Exercise directions
Using the listing below, report all lines holding the word "Make".

+--

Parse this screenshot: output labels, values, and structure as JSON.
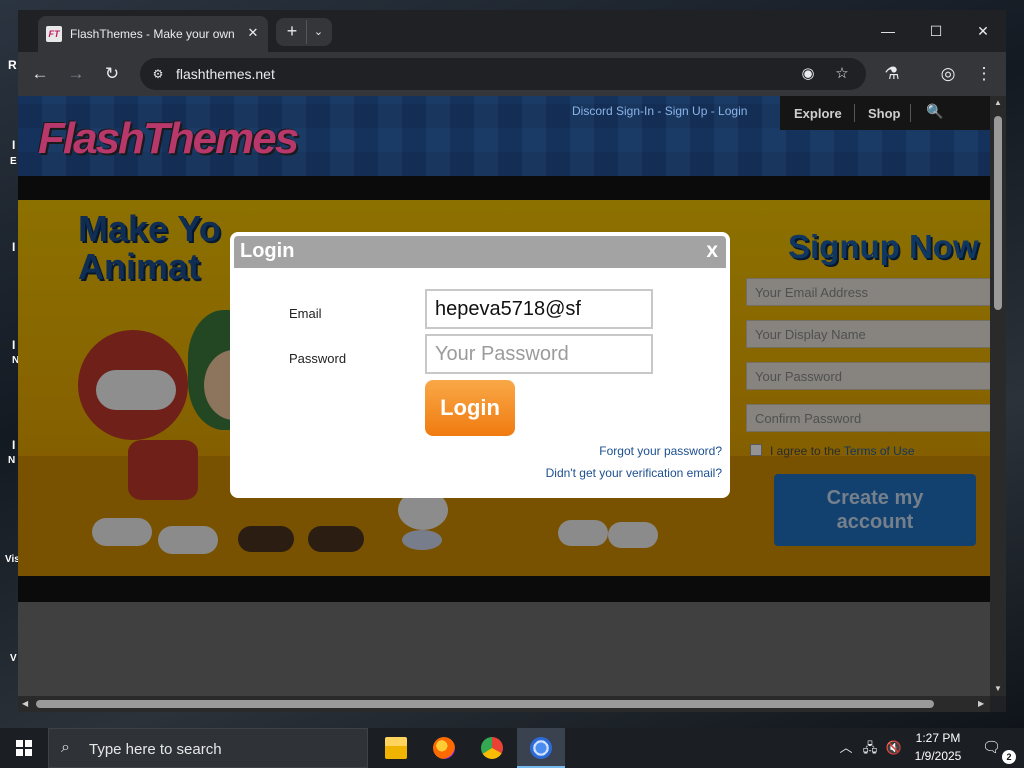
{
  "desktop": {
    "left_letters": [
      "R",
      "I",
      "E",
      "I",
      "I",
      "N",
      "I",
      "N",
      "Vis",
      "V"
    ]
  },
  "browser": {
    "tab_title": "FlashThemes - Make your own",
    "tab_favicon": "FT",
    "tab_close": "✕",
    "new_tab": "+",
    "tab_search": "⌄",
    "window_controls": {
      "minimize": "—",
      "maximize": "☐",
      "close": "✕"
    },
    "back": "←",
    "forward": "→",
    "reload": "↻",
    "site_info": "⚙",
    "url": "flashthemes.net",
    "omnibox_icons": {
      "eye": "◉",
      "star": "☆"
    },
    "labs": "⚗",
    "profile": "◎",
    "menu": "⋮"
  },
  "site": {
    "logo": "FlashThemes",
    "auth_links": "Discord Sign-In - Sign Up - Login",
    "nav": {
      "explore": "Explore",
      "shop": "Shop",
      "search": "🔍"
    },
    "hero_title_line1": "Make Yo",
    "hero_title_line2": "Animat",
    "signup": {
      "title": "Signup Now",
      "email_placeholder": "Your Email Address",
      "display_name_placeholder": "Your Display Name",
      "password_placeholder": "Your Password",
      "confirm_placeholder": "Confirm Password",
      "agree_text": "I agree to the",
      "agree_link": "Terms of Use",
      "create_button_line1": "Create my",
      "create_button_line2": "account"
    }
  },
  "login_modal": {
    "title": "Login",
    "close": "x",
    "email_label": "Email",
    "email_value": "hepeva5718@sf",
    "password_label": "Password",
    "password_placeholder": "Your Password",
    "login_button": "Login",
    "forgot_link": "Forgot your password?",
    "verification_link": "Didn't get your verification email?"
  },
  "taskbar": {
    "search_placeholder": "Type here to search",
    "search_icon": "⌕",
    "apps": [
      "file-explorer",
      "firefox",
      "chrome",
      "chrome-active"
    ],
    "tray_chevron": "︿",
    "network": "🖧",
    "volume": "🔇",
    "time": "1:27 PM",
    "date": "1/9/2025",
    "notifications_icon": "🗨",
    "notifications_count": "2"
  }
}
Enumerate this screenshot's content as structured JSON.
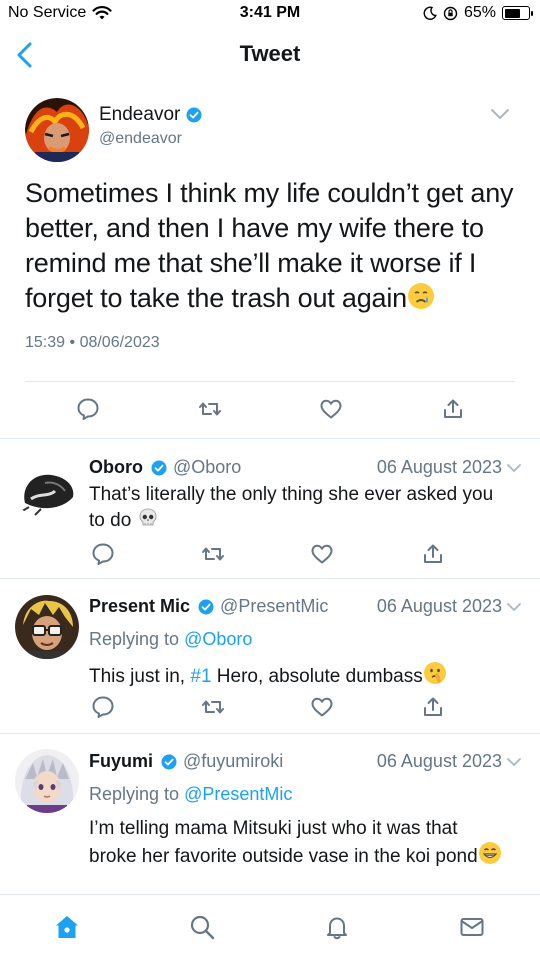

+--

Output of the exercise
    "tab_title": "FlashThemes - Make your own",
    "hero_title_line1": "Make Yo",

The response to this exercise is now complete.